Your goal:
Copy every line of the data in which the word "head" occurs.

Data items
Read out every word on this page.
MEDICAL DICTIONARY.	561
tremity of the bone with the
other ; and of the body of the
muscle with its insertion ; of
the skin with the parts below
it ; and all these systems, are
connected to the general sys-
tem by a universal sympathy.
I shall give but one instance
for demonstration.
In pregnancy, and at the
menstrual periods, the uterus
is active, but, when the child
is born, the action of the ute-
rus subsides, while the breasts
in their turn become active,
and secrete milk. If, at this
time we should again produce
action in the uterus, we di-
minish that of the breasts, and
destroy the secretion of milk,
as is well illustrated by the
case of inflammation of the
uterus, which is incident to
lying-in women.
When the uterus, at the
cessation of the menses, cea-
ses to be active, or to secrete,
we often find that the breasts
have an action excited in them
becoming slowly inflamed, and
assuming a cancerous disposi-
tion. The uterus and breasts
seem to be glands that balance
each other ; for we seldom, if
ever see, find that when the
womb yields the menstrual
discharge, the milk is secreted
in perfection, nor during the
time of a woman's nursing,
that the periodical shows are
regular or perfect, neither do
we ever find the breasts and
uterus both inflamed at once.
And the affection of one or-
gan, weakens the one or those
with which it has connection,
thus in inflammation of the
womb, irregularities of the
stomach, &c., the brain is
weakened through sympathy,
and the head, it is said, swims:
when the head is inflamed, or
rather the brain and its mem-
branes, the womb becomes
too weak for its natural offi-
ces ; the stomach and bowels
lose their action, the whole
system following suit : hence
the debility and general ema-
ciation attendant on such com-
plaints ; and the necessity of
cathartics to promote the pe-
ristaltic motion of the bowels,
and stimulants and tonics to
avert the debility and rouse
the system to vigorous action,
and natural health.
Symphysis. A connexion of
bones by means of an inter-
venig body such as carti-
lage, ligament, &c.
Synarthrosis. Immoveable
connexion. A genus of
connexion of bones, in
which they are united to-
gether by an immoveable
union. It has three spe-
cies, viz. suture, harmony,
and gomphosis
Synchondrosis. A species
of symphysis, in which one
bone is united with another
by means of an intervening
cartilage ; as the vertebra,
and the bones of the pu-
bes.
---
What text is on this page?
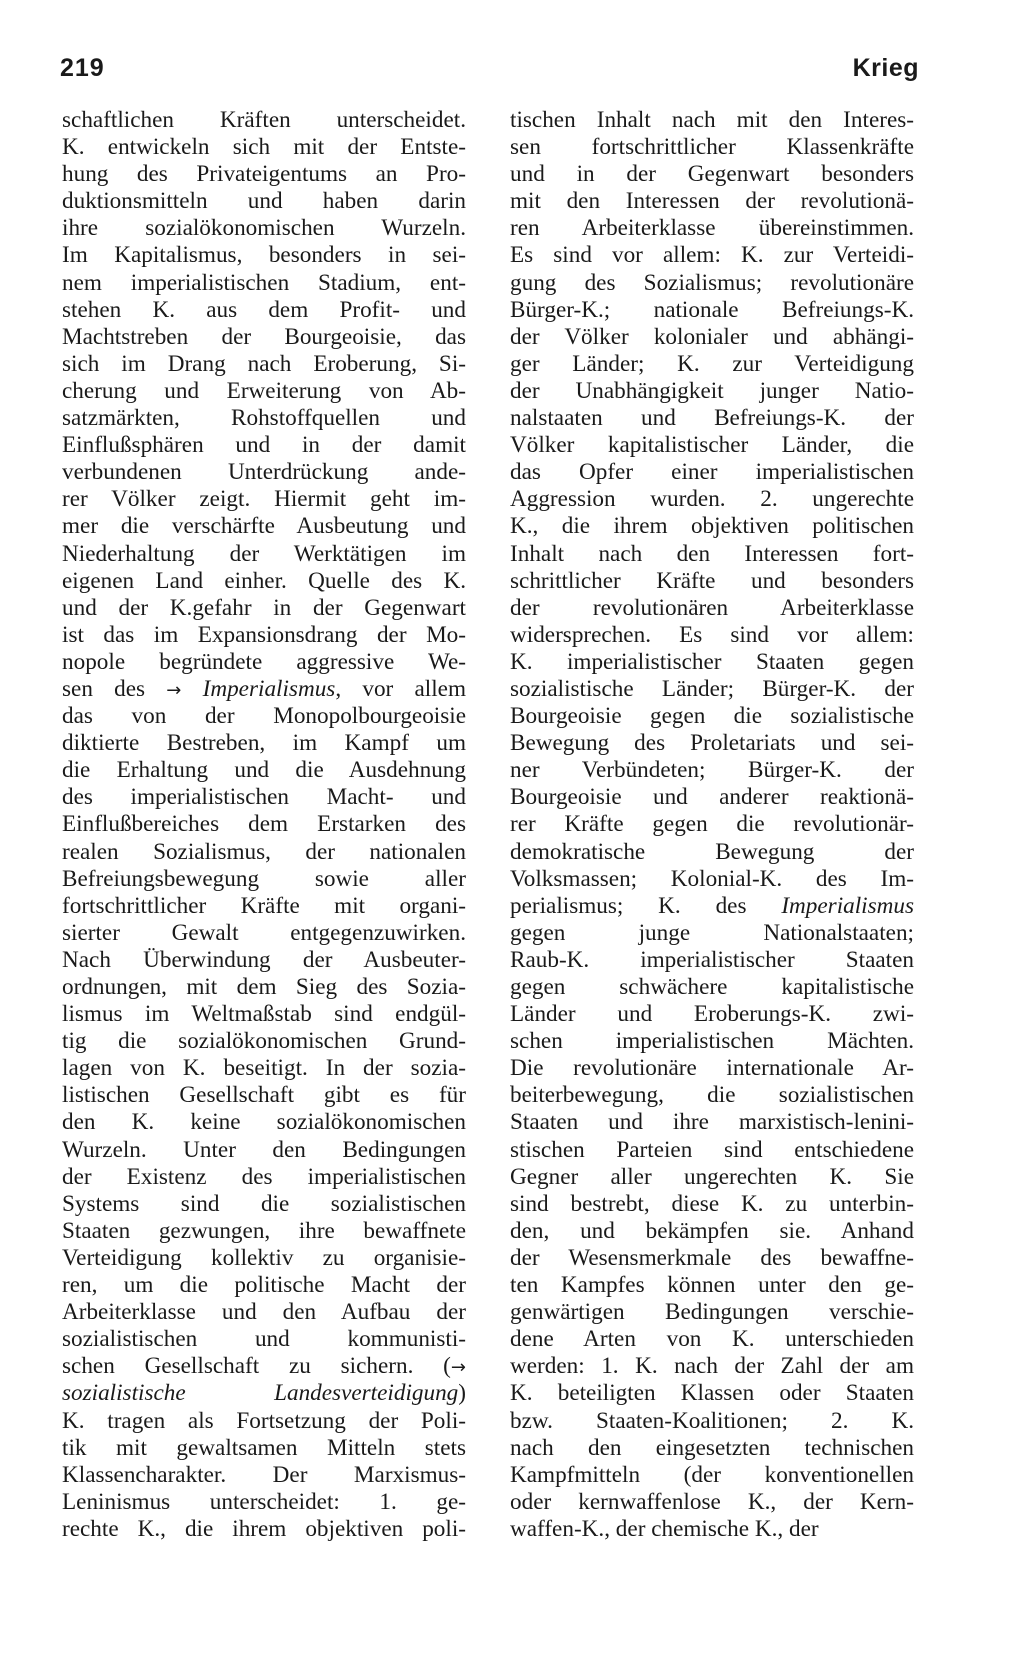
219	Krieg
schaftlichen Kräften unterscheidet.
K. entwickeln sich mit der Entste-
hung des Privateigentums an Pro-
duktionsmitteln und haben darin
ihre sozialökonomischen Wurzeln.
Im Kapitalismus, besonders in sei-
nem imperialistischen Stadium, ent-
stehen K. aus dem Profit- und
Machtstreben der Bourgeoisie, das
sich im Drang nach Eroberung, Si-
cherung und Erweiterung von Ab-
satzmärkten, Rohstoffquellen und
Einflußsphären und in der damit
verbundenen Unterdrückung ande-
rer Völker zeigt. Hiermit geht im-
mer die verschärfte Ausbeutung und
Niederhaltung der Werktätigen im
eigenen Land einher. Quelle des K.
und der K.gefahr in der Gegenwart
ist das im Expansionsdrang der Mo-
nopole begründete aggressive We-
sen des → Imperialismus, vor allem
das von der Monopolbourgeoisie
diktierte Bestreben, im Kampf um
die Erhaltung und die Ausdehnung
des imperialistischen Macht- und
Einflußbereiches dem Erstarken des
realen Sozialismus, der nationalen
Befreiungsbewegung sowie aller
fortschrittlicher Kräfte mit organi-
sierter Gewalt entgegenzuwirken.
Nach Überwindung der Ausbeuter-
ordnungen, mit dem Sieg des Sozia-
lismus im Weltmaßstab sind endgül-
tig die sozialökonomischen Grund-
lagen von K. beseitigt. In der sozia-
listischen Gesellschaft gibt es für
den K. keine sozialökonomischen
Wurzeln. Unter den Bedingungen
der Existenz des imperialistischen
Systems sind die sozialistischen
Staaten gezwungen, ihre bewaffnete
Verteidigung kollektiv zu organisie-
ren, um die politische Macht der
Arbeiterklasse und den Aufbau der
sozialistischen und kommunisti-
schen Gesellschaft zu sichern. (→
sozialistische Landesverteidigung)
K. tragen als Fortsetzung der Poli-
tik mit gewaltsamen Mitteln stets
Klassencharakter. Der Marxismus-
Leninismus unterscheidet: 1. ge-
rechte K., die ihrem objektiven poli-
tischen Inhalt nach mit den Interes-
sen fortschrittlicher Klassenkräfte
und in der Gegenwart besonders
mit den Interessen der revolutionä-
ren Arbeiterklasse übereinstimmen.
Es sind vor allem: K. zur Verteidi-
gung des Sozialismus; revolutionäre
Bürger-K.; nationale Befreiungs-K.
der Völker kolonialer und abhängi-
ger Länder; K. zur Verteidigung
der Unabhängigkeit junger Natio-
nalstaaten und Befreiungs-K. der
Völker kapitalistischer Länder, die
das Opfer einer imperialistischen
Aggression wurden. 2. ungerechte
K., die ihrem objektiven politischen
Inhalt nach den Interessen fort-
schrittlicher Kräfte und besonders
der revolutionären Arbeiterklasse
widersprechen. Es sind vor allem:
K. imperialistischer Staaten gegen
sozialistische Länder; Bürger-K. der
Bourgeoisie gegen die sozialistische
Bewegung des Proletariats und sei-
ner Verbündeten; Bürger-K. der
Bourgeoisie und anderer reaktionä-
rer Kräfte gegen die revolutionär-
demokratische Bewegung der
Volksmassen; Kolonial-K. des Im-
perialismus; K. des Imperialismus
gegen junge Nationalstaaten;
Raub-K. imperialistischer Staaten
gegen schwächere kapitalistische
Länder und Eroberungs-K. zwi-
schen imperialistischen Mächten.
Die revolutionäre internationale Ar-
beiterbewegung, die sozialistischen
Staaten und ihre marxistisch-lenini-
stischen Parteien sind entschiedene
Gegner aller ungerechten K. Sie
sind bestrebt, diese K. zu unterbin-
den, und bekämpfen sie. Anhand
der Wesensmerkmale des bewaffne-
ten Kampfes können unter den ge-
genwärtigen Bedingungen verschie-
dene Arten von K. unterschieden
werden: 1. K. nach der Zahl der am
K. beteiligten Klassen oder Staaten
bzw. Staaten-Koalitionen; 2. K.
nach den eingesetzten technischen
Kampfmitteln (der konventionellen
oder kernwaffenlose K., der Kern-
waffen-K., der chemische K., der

Final result:
and the head, it is said, swims:
when the head is inflamed, or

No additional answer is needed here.